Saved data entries
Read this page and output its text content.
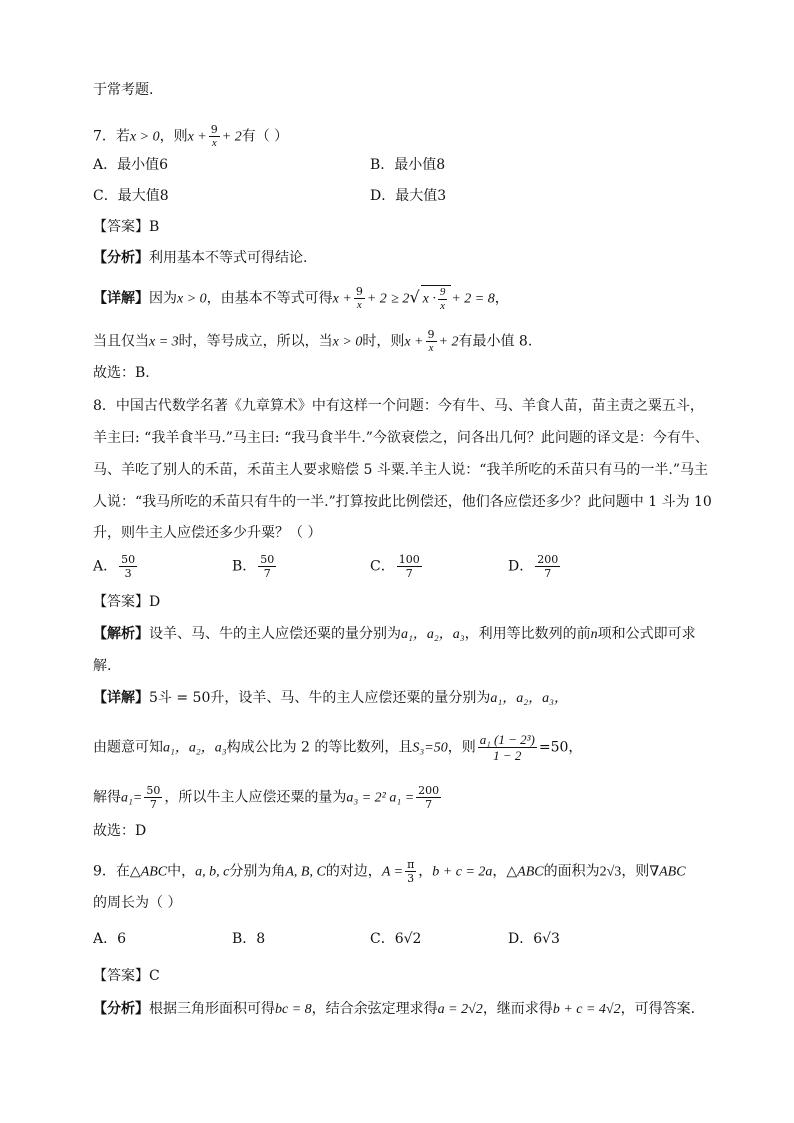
于常考题.
7．若x > 0，则$x + \frac{9}{x} + 2$有（ ）
A．最小值6	B．最小值8
C．最大值8	D．最大值3
【答案】B
【分析】利用基本不等式可得结论.
【详解】因为x > 0，由基本不等式可得$x + \frac{9}{x} + 2 \ge 2√$ $x \cdot \frac{9}{x} + 2 = 8$，
当且仅当x = 3时，等号成立，所以，当x > 0时，则$x + \frac{9}{x} + 2$有最小值 8.
故选：B.
8．中国古代数学名著《九章算术》中有这样一个问题：今有牛、马、羊食人苗，苗主责之粟五斗，
羊主曰: “我羊食半马.”马主曰: “我马食半牛.”今欲衰偿之，问各出几何？此问题的译文是：今有牛、
马、羊吃了别人的禾苗，禾苗主人要求赔偿 5 斗粟.羊主人说：“我羊所吃的禾苗只有马的一半.”马主
人说：“我马所吃的禾苗只有牛的一半.”打算按此比例偿还，他们各应偿还多少？此问题中 1 斗为 10
升，则牛主人应偿还多少升粟？（ ）
A． $\frac{50}{3}$	B． $\frac{50}{7}$	C． $\frac{100}{7}$	D． $\frac{200}{7}$
【答案】D
【解析】设羊、马、牛的主人应偿还粟的量分别为a₁，a₂，a₃，利用等比数列的前n项和公式即可求
解.
【详解】5斗 = 50升，设羊、马、牛的主人应偿还粟的量分别为a₁，a₂，a₃，
由题意可知a₁，a₂，a₃构成公比为 2 的等比数列，且S₃=50，则 $\frac{\text{a₁ (1 − 2³)}}{1 - 2} =50$，
解得$a_1= \frac{50}{7}$ ，所以牛主人应偿还粟的量为a₃ = 2² $a_1 = \frac{200}{7}$
故选：D
9．在△ABC中，a, b, c分别为角A, B, C的对边，$A = \frac{\pi}{3}$ ，b + c = 2a，△ABC的面积为2√3，则∇ABC
的周长为（ ）
A．6	B．8	C．6√2	D．6√3
【答案】C
【分析】根据三角形面积可得bc = 8，结合余弦定理求得a = 2√2，继而求得b + c = 4√2，可得答案.
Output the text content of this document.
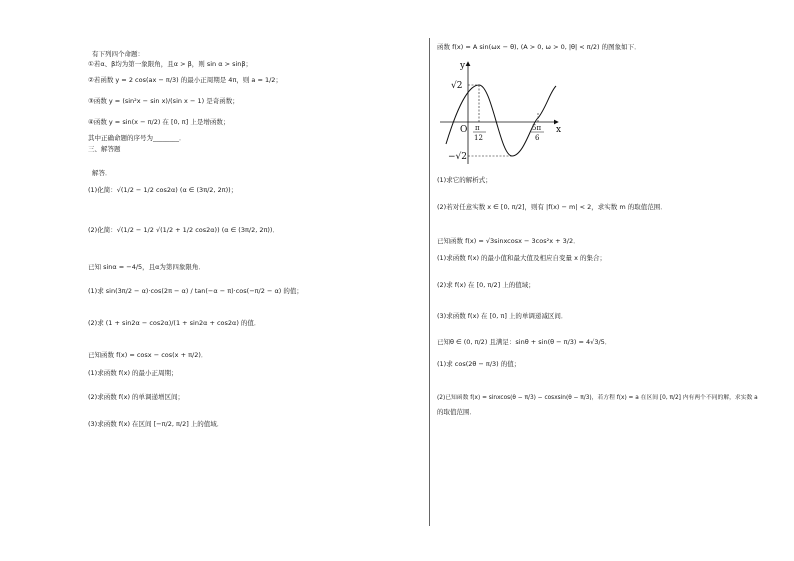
有下列四个命题：
①若α、β均为第一象限角，且α > β，则 sin α > sinβ；
②若函数 y = 2 cos(ax − π/3) 的最小正周期是 4π，则 a = 1/2；
③函数 y = (sin²x − sin x)/(sin x − 1) 是奇函数；
④函数 y = sin(x − π/2) 在 [0, π] 上是增函数；
其中正确命题的序号为________．
三、解答题
解答．
(1)化简：√(1/2 − 1/2 cos2α) (α ∈ (3π/2, 2π))；
(2)化简：√(1/2 − 1/2 √(1/2 + 1/2 cos2α)) (α ∈ (3π/2, 2π))．
已知 sinα = −4/5，且α为第四象限角．
(1)求 sin(3π/2 − α)·cos(2π − α) / tan(−α − π)·cos(−π/2 − α) 的值；
(2)求 (1 + sin2α − cos2α)/(1 + sin2α + cos2α) 的值．
已知函数 f(x) = cosx − cos(x + π/2)．
(1)求函数 f(x) 的最小正周期；
(2)求函数 f(x) 的单调递增区间；
(3)求函数 f(x) 在区间 [−π/2, π/2] 上的值域．
函数 f(x) = A sin(ωx − θ), (A > 0, ω > 0, |θ| < π/2) 的图象如下．
y
x
O
√2
−√2
π
12
5π
6
(1)求它的解析式；
(2)若对任意实数 x ∈ [0, π/2]，则有 |f(x) − m| < 2，求实数 m 的取值范围．
已知函数 f(x) = √3sinxcosx − 3cos²x + 3/2．
(1)求函数 f(x) 的最小值和最大值及相应自变量 x 的集合；
(2)求 f(x) 在 [0, π/2] 上的值域；
(3)求函数 f(x) 在 [0, π] 上的单调递减区间．
已知θ ∈ (0, π/2) 且满足：sinθ + sin(θ − π/3) = 4√3/5．
(1)求 cos(2θ − π/3) 的值；
(2)已知函数 f(x) = sinxcos(θ − π/3) − cosxsin(θ − π/3)，若方程 f(x) = a 在区间 [0, π/2] 内有两个不同的解，求实数 a
的取值范围．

• **JOB**
Exclude the pictures, and transcribe all of the material exactly.

• **OUTPUT FOR THIS EXERCISE**
Read this page and output its text content.
于常考题.
7．若x > 0，则$x + \frac{9}{x} + 2$有（ ）
A．最小值6	B．最小值8
C．最大值8	D．最大值3
【答案】B
【分析】利用基本不等式可得结论.
【详解】因为x > 0，由基本不等式可得$x + \frac{9}{x} + 2 \ge 2√$ $x \cdot \frac{9}{x} + 2 = 8$，
当且仅当x = 3时，等号成立，所以，当x > 0时，则$x + \frac{9}{x} + 2$有最小值 8.
故选：B.
8．中国古代数学名著《九章算术》中有这样一个问题：今有牛、马、羊食人苗，苗主责之粟五斗，
羊主曰: “我羊食半马.”马主曰: “我马食半牛.”今欲衰偿之，问各出几何？此问题的译文是：今有牛、
马、羊吃了别人的禾苗，禾苗主人要求赔偿 5 斗粟.羊主人说：“我羊所吃的禾苗只有马的一半.”马主
人说：“我马所吃的禾苗只有牛的一半.”打算按此比例偿还，他们各应偿还多少？此问题中 1 斗为 10
升，则牛主人应偿还多少升粟？（ ）
A． $\frac{50}{3}$	B． $\frac{50}{7}$	C． $\frac{100}{7}$	D． $\frac{200}{7}$
【答案】D
【解析】设羊、马、牛的主人应偿还粟的量分别为a₁，a₂，a₃，利用等比数列的前n项和公式即可求
解.
【详解】5斗 = 50升，设羊、马、牛的主人应偿还粟的量分别为a₁，a₂，a₃，
由题意可知a₁，a₂，a₃构成公比为 2 的等比数列，且S₃=50，则 $\frac{\text{a₁ (1 − 2³)}}{1 - 2} =50$，
解得$a_1= \frac{50}{7}$ ，所以牛主人应偿还粟的量为a₃ = 2² $a_1 = \frac{200}{7}$
故选：D
9．在△ABC中，a, b, c分别为角A, B, C的对边，$A = \frac{\pi}{3}$ ，b + c = 2a，△ABC的面积为2√3，则∇ABC
的周长为（ ）
A．6	B．8	C．6√2	D．6√3
【答案】C
【分析】根据三角形面积可得bc = 8，结合余弦定理求得a = 2√2，继而求得b + c = 4√2，可得答案.
Output the text content of this document.
有下列四个命题：
①若α、β均为第一象限角，且α > β，则 sin α > sinβ；
②若函数 y = 2 cos(ax − π/3) 的最小正周期是 4π，则 a = 1/2；
③函数 y = (sin²x − sin x)/(sin x − 1) 是奇函数；
④函数 y = sin(x − π/2) 在 [0, π] 上是增函数；
其中正确命题的序号为________．
三、解答题
解答．
(1)化简：√(1/2 − 1/2 cos2α) (α ∈ (3π/2, 2π))；
(2)化简：√(1/2 − 1/2 √(1/2 + 1/2 cos2α)) (α ∈ (3π/2, 2π))．
已知 sinα = −4/5，且α为第四象限角．
(1)求 sin(3π/2 − α)·cos(2π − α) / tan(−α − π)·cos(−π/2 − α) 的值；
(2)求 (1 + sin2α − cos2α)/(1 + sin2α + cos2α) 的值．
已知函数 f(x) = cosx − cos(x + π/2)．
(1)求函数 f(x) 的最小正周期；
(2)求函数 f(x) 的单调递增区间；
(3)求函数 f(x) 在区间 [−π/2, π/2] 上的值域．
函数 f(x) = A sin(ωx − θ), (A > 0, ω > 0, |θ| < π/2) 的图象如下．
y
x
O
√2
−√2
π
12
5π
6
(1)求它的解析式；
(2)若对任意实数 x ∈ [0, π/2]，则有 |f(x) − m| < 2，求实数 m 的取值范围．
已知函数 f(x) = √3sinxcosx − 3cos²x + 3/2．
(1)求函数 f(x) 的最小值和最大值及相应自变量 x 的集合；
(2)求 f(x) 在 [0, π/2] 上的值域；
(3)求函数 f(x) 在 [0, π] 上的单调递减区间．
已知θ ∈ (0, π/2) 且满足：sinθ + sin(θ − π/3) = 4√3/5．
(1)求 cos(2θ − π/3) 的值；
(2)已知函数 f(x) = sinxcos(θ − π/3) − cosxsin(θ − π/3)，若方程 f(x) = a 在区间 [0, π/2] 内有两个不同的解，求实数 a
的取值范围．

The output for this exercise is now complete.